Entries taken from a collection -
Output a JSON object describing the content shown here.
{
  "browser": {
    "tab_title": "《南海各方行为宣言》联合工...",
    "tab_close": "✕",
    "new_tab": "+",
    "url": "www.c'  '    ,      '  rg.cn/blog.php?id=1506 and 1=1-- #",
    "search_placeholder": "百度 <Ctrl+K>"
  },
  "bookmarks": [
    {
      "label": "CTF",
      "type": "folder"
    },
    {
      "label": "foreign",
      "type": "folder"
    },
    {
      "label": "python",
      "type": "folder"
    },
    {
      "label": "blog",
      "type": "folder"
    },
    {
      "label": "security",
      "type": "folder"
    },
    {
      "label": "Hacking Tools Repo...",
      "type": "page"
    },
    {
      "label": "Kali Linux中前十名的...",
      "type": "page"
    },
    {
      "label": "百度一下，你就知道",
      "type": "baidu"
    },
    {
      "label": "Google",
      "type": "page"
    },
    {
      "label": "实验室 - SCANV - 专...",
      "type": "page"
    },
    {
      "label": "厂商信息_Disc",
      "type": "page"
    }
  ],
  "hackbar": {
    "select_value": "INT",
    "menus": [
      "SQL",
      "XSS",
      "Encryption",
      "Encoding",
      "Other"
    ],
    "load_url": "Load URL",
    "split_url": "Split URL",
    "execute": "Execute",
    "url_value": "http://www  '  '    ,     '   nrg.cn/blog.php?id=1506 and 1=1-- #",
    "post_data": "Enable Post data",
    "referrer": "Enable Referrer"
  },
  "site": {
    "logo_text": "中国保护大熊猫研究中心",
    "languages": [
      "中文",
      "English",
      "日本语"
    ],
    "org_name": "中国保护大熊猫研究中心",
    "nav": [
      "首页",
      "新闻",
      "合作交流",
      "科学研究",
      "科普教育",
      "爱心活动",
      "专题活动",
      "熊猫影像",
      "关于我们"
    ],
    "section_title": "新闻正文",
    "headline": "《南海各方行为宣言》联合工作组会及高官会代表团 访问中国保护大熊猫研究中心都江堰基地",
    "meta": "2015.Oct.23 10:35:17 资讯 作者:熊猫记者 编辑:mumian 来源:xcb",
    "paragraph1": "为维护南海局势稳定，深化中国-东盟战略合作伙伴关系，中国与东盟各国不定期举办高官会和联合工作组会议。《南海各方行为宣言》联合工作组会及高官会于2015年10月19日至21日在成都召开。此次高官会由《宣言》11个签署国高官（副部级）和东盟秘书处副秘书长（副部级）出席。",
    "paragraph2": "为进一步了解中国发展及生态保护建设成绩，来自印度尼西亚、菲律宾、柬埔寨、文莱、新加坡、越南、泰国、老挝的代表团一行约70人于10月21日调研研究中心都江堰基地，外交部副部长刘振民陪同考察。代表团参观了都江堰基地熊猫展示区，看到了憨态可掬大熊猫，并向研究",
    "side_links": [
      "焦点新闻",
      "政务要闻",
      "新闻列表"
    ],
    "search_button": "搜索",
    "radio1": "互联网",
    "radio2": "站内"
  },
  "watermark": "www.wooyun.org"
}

TASK REQUIREMENTS -
Look over the listing above. Pick out and copy every line that includes "南海各方行为宣言".

REPLY TO THE EXERCISE -
    "tab_title": "《南海各方行为宣言》联合工...",
    "headline": "《南海各方行为宣言》联合工作组会及高官会代表团 访问中国保护大熊猫研究中心都江堰基地",
    "paragraph1": "为维护南海局势稳定，深化中国-东盟战略合作伙伴关系，中国与东盟各国不定期举办高官会和联合工作组会议。《南海各方行为宣言》联合工作组会及高官会于2015年10月19日至21日在成都召开。此次高官会由《宣言》11个签署国高官（副部级）和东盟秘书处副秘书长（副部级）出席。",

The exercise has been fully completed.